■ **What is expected**
Repeat the records below exactly, leaving out any pictures.

Records excerpted from a collection
+--

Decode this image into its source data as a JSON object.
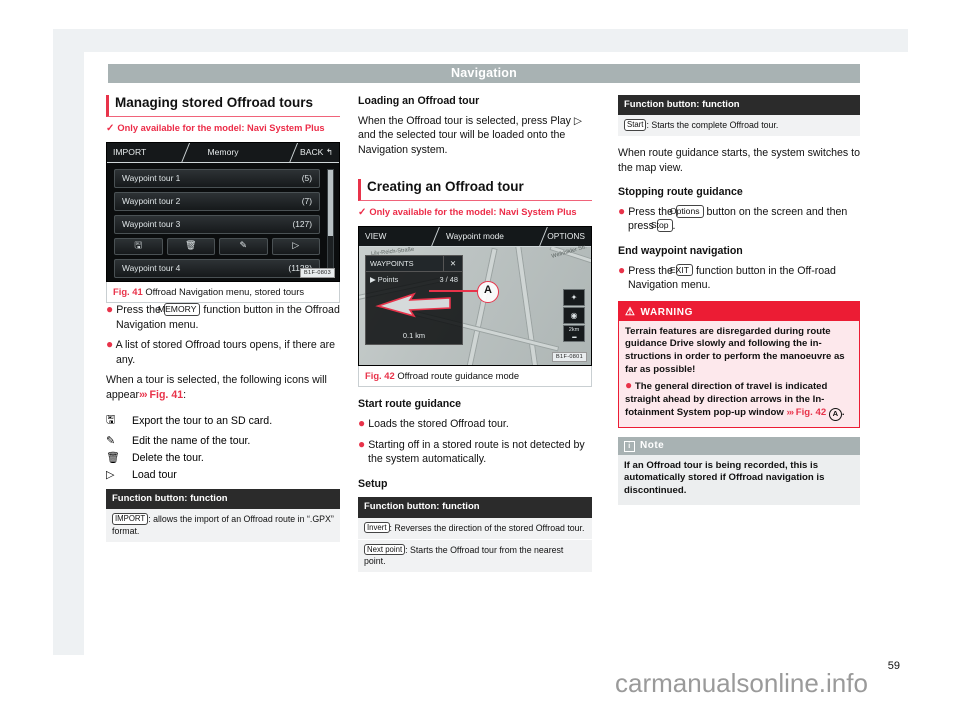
{
  "header": {
    "title": "Navigation"
  },
  "page_number": "59",
  "watermark": "carmanualsonline.info",
  "left": {
    "section_title": "Managing stored Offroad tours",
    "availability": "Only available for the model: Navi System Plus",
    "availability_tick": "✓",
    "figure": {
      "screen": {
        "top_left": "IMPORT",
        "top_center": "Memory",
        "top_right": "BACK",
        "back_icon": "↰",
        "rows": [
          {
            "name": "Waypoint tour 1",
            "count": "(5)"
          },
          {
            "name": "Waypoint tour 2",
            "count": "(7)"
          },
          {
            "name": "Waypoint tour 3",
            "count": "(127)"
          },
          {
            "name": "Waypoint tour 4",
            "count": "(1128)"
          }
        ],
        "icon_buttons": [
          "save-icon",
          "trash-icon",
          "pencil-icon",
          "play-icon"
        ],
        "icon_glyphs": [
          "🖫",
          "🗑",
          "✎",
          "▷"
        ],
        "code": "B1F-0803"
      },
      "caption_figno": "Fig. 41",
      "caption_text": "Offroad Navigation menu, stored tours"
    },
    "bullet_1_pre": "Press the",
    "bullet_1_key": "MEMORY",
    "bullet_1_post": "function button in the Offroad Navigation menu.",
    "bullet_2": "A list of stored Offroad tours opens, if there are any.",
    "para_1_pre": "When a tour is selected, the following icons will appear",
    "para_1_chev": "›››",
    "para_1_ref": "Fig. 41",
    "para_1_post": ":",
    "icon_list": [
      {
        "glyph": "🖫",
        "icon": "save-icon",
        "text": "Export the tour to an SD card."
      },
      {
        "glyph": "✎",
        "icon": "pencil-icon",
        "text": "Edit the name of the tour."
      },
      {
        "glyph": "🗑",
        "icon": "trash-icon",
        "text": "Delete the tour."
      },
      {
        "glyph": "▷",
        "icon": "play-icon",
        "text": "Load tour"
      }
    ],
    "table": {
      "head": "Function button: function",
      "rows": [
        {
          "key": "IMPORT",
          "text": ": allows the import of an Offroad route in “.GPX” format."
        }
      ]
    }
  },
  "middle": {
    "heading_1": "Loading an Offroad tour",
    "para_1": "When the Offroad tour is selected, press Play ▷ and the selected tour will be loaded onto the Navigation system.",
    "section_title": "Creating an Offroad tour",
    "availability": "Only available for the model: Navi System Plus",
    "availability_tick": "✓",
    "figure": {
      "map": {
        "top_left": "VIEW",
        "top_center": "Waypoint mode",
        "top_right": "OPTIONS",
        "street_label_1": "Lily-Reich-Straße",
        "street_label_2": "Weihbilder Str.",
        "panel_title": "WAYPOINTS",
        "panel_close": "✕",
        "points_label": "▶ Points",
        "points_count": "3 / 48",
        "distance": "0.1 km",
        "callout": "A",
        "controls": [
          "compass-icon",
          "target-icon",
          "zoom-scale"
        ],
        "scale_label": "2km",
        "code": "B1F-0801"
      },
      "caption_figno": "Fig. 42",
      "caption_text": "Offroad route guidance mode"
    },
    "heading_2": "Start route guidance",
    "bullet_1": "Loads the stored Offroad tour.",
    "bullet_2": "Starting off in a stored route is not detected by the system automatically.",
    "heading_3": "Setup",
    "table": {
      "head": "Function button: function",
      "rows": [
        {
          "key": "Invert",
          "text": ": Reverses the direction of the stored Offroad tour."
        },
        {
          "key": "Next point",
          "text": ": Starts the Offroad tour from the nearest point."
        }
      ]
    }
  },
  "right": {
    "table": {
      "head": "Function button: function",
      "rows": [
        {
          "key": "Start",
          "text": ": Starts the complete Offroad tour."
        }
      ]
    },
    "para_1": "When route guidance starts, the system switches to the map view.",
    "heading_1": "Stopping route guidance",
    "bullet_1_pre": "Press the",
    "bullet_1_key": "Options",
    "bullet_1_mid": "button on the screen and then press",
    "bullet_1_key2": "Stop",
    "bullet_1_post": ".",
    "heading_2": "End waypoint navigation",
    "bullet_2_pre": "Press the",
    "bullet_2_key": "EXIT",
    "bullet_2_post": "function button in the Off-road Navigation menu.",
    "warning": {
      "title": "WARNING",
      "icon": "warning-triangle-icon",
      "para_1": "Terrain features are disregarded during route guidance Drive slowly and following the in-structions in order to perform the manoeuvre as far as possible!",
      "bullet_1_pre": "The general direction of travel is indicated straight ahead by direction arrows in the In-fotainment System pop-up window",
      "bullet_1_chev": "›››",
      "bullet_1_ref": "Fig. 42",
      "bullet_1_circle": "A",
      "bullet_1_post": "."
    },
    "note": {
      "title": "Note",
      "icon": "info-icon",
      "text": "If an Offroad tour is being recorded, this is automatically stored if Offroad navigation is discontinued."
    }
  }
}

+--

■ **Right answer**
Decode this image into its source data as a JSON object.
{
  "header": {
    "title": "Navigation"
  },
  "page_number": "59",
  "watermark": "carmanualsonline.info",
  "left": {
    "section_title": "Managing stored Offroad tours",
    "availability": "Only available for the model: Navi System Plus",
    "availability_tick": "✓",
    "figure": {
      "screen": {
        "top_left": "IMPORT",
        "top_center": "Memory",
        "top_right": "BACK",
        "back_icon": "↰",
        "rows": [
          {
            "name": "Waypoint tour 1",
            "count": "(5)"
          },
          {
            "name": "Waypoint tour 2",
            "count": "(7)"
          },
          {
            "name": "Waypoint tour 3",
            "count": "(127)"
          },
          {
            "name": "Waypoint tour 4",
            "count": "(1128)"
          }
        ],
        "icon_buttons": [
          "save-icon",
          "trash-icon",
          "pencil-icon",
          "play-icon"
        ],
        "icon_glyphs": [
          "🖫",
          "🗑",
          "✎",
          "▷"
        ],
        "code": "B1F-0803"
      },
      "caption_figno": "Fig. 41",
      "caption_text": "Offroad Navigation menu, stored tours"
    },
    "bullet_1_pre": "Press the",
    "bullet_1_key": "MEMORY",
    "bullet_1_post": "function button in the Offroad Navigation menu.",
    "bullet_2": "A list of stored Offroad tours opens, if there are any.",
    "para_1_pre": "When a tour is selected, the following icons will appear",
    "para_1_chev": "›››",
    "para_1_ref": "Fig. 41",
    "para_1_post": ":",
    "icon_list": [
      {
        "glyph": "🖫",
        "icon": "save-icon",
        "text": "Export the tour to an SD card."
      },
      {
        "glyph": "✎",
        "icon": "pencil-icon",
        "text": "Edit the name of the tour."
      },
      {
        "glyph": "🗑",
        "icon": "trash-icon",
        "text": "Delete the tour."
      },
      {
        "glyph": "▷",
        "icon": "play-icon",
        "text": "Load tour"
      }
    ],
    "table": {
      "head": "Function button: function",
      "rows": [
        {
          "key": "IMPORT",
          "text": ": allows the import of an Offroad route in “.GPX” format."
        }
      ]
    }
  },
  "middle": {
    "heading_1": "Loading an Offroad tour",
    "para_1": "When the Offroad tour is selected, press Play ▷ and the selected tour will be loaded onto the Navigation system.",
    "section_title": "Creating an Offroad tour",
    "availability": "Only available for the model: Navi System Plus",
    "availability_tick": "✓",
    "figure": {
      "map": {
        "top_left": "VIEW",
        "top_center": "Waypoint mode",
        "top_right": "OPTIONS",
        "street_label_1": "Lily-Reich-Straße",
        "street_label_2": "Weihbilder Str.",
        "panel_title": "WAYPOINTS",
        "panel_close": "✕",
        "points_label": "▶ Points",
        "points_count": "3 / 48",
        "distance": "0.1 km",
        "callout": "A",
        "controls": [
          "compass-icon",
          "target-icon",
          "zoom-scale"
        ],
        "scale_label": "2km",
        "code": "B1F-0801"
      },
      "caption_figno": "Fig. 42",
      "caption_text": "Offroad route guidance mode"
    },
    "heading_2": "Start route guidance",
    "bullet_1": "Loads the stored Offroad tour.",
    "bullet_2": "Starting off in a stored route is not detected by the system automatically.",
    "heading_3": "Setup",
    "table": {
      "head": "Function button: function",
      "rows": [
        {
          "key": "Invert",
          "text": ": Reverses the direction of the stored Offroad tour."
        },
        {
          "key": "Next point",
          "text": ": Starts the Offroad tour from the nearest point."
        }
      ]
    }
  },
  "right": {
    "table": {
      "head": "Function button: function",
      "rows": [
        {
          "key": "Start",
          "text": ": Starts the complete Offroad tour."
        }
      ]
    },
    "para_1": "When route guidance starts, the system switches to the map view.",
    "heading_1": "Stopping route guidance",
    "bullet_1_pre": "Press the",
    "bullet_1_key": "Options",
    "bullet_1_mid": "button on the screen and then press",
    "bullet_1_key2": "Stop",
    "bullet_1_post": ".",
    "heading_2": "End waypoint navigation",
    "bullet_2_pre": "Press the",
    "bullet_2_key": "EXIT",
    "bullet_2_post": "function button in the Off-road Navigation menu.",
    "warning": {
      "title": "WARNING",
      "icon": "warning-triangle-icon",
      "para_1": "Terrain features are disregarded during route guidance Drive slowly and following the in-structions in order to perform the manoeuvre as far as possible!",
      "bullet_1_pre": "The general direction of travel is indicated straight ahead by direction arrows in the In-fotainment System pop-up window",
      "bullet_1_chev": "›››",
      "bullet_1_ref": "Fig. 42",
      "bullet_1_circle": "A",
      "bullet_1_post": "."
    },
    "note": {
      "title": "Note",
      "icon": "info-icon",
      "text": "If an Offroad tour is being recorded, this is automatically stored if Offroad navigation is discontinued."
    }
  }
}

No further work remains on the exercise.